From the line containing "Transcribe this image's" down to the last line of the material, return those lines verbatim and only those.

—————

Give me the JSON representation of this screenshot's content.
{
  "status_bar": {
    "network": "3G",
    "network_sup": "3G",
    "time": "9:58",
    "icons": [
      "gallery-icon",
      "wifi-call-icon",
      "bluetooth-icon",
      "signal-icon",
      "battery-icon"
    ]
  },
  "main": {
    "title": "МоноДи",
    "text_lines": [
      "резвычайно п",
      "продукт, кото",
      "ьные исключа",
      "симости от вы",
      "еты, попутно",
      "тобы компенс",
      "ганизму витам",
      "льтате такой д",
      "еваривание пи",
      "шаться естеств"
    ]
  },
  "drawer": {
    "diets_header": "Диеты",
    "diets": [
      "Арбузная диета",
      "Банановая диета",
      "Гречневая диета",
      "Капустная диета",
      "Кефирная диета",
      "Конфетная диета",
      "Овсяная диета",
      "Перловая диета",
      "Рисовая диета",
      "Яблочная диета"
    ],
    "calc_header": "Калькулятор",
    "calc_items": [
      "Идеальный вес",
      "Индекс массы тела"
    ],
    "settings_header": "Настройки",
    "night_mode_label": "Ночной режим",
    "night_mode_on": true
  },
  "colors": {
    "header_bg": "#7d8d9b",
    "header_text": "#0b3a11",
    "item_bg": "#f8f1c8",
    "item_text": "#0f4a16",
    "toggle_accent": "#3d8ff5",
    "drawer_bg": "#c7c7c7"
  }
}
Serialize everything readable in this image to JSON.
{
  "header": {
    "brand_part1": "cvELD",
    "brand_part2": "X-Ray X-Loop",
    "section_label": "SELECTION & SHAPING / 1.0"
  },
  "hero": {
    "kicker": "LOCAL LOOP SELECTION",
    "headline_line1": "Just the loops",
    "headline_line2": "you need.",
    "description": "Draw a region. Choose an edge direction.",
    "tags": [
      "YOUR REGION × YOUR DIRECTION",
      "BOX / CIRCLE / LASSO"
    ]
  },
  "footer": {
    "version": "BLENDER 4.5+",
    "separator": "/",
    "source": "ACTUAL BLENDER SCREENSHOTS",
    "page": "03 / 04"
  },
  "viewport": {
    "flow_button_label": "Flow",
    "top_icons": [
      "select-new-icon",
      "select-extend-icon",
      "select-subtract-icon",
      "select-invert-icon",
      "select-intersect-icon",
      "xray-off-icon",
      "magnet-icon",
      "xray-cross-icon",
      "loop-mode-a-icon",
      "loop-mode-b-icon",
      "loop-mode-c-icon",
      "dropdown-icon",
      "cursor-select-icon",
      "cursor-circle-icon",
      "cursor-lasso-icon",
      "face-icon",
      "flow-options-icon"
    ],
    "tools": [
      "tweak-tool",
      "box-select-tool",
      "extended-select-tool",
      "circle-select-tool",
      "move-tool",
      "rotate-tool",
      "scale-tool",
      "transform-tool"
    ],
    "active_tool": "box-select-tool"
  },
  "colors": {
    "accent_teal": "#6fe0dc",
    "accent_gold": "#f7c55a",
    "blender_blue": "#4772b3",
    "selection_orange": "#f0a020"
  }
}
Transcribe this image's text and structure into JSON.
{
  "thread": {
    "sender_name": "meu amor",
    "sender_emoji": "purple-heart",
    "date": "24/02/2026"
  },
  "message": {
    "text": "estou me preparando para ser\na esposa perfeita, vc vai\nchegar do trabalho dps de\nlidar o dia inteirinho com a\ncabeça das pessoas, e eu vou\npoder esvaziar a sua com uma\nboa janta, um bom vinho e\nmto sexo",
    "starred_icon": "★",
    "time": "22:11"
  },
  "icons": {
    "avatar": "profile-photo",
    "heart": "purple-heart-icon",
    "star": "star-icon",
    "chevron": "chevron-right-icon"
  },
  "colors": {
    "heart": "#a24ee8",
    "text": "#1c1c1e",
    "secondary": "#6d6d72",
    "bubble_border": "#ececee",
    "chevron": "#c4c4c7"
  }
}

—————

__ANSWER FOR THE TASK__.
Transcribe this image's text and structure into JSON.
{
  "thread": {
    "sender_name": "meu amor",
    "sender_emoji": "purple-heart",
    "date": "24/02/2026"
  },
  "message": {
    "text": "estou me preparando para ser\na esposa perfeita, vc vai\nchegar do trabalho dps de\nlidar o dia inteirinho com a\ncabeça das pessoas, e eu vou\npoder esvaziar a sua com uma\nboa janta, um bom vinho e\nmto sexo",
    "starred_icon": "★",
    "time": "22:11"
  },
  "icons": {
    "avatar": "profile-photo",
    "heart": "purple-heart-icon",
    "star": "star-icon",
    "chevron": "chevron-right-icon"
  },
  "colors": {
    "heart": "#a24ee8",
    "text": "#1c1c1e",
    "secondary": "#6d6d72",
    "bubble_border": "#ececee",
    "chevron": "#c4c4c7"
  }
}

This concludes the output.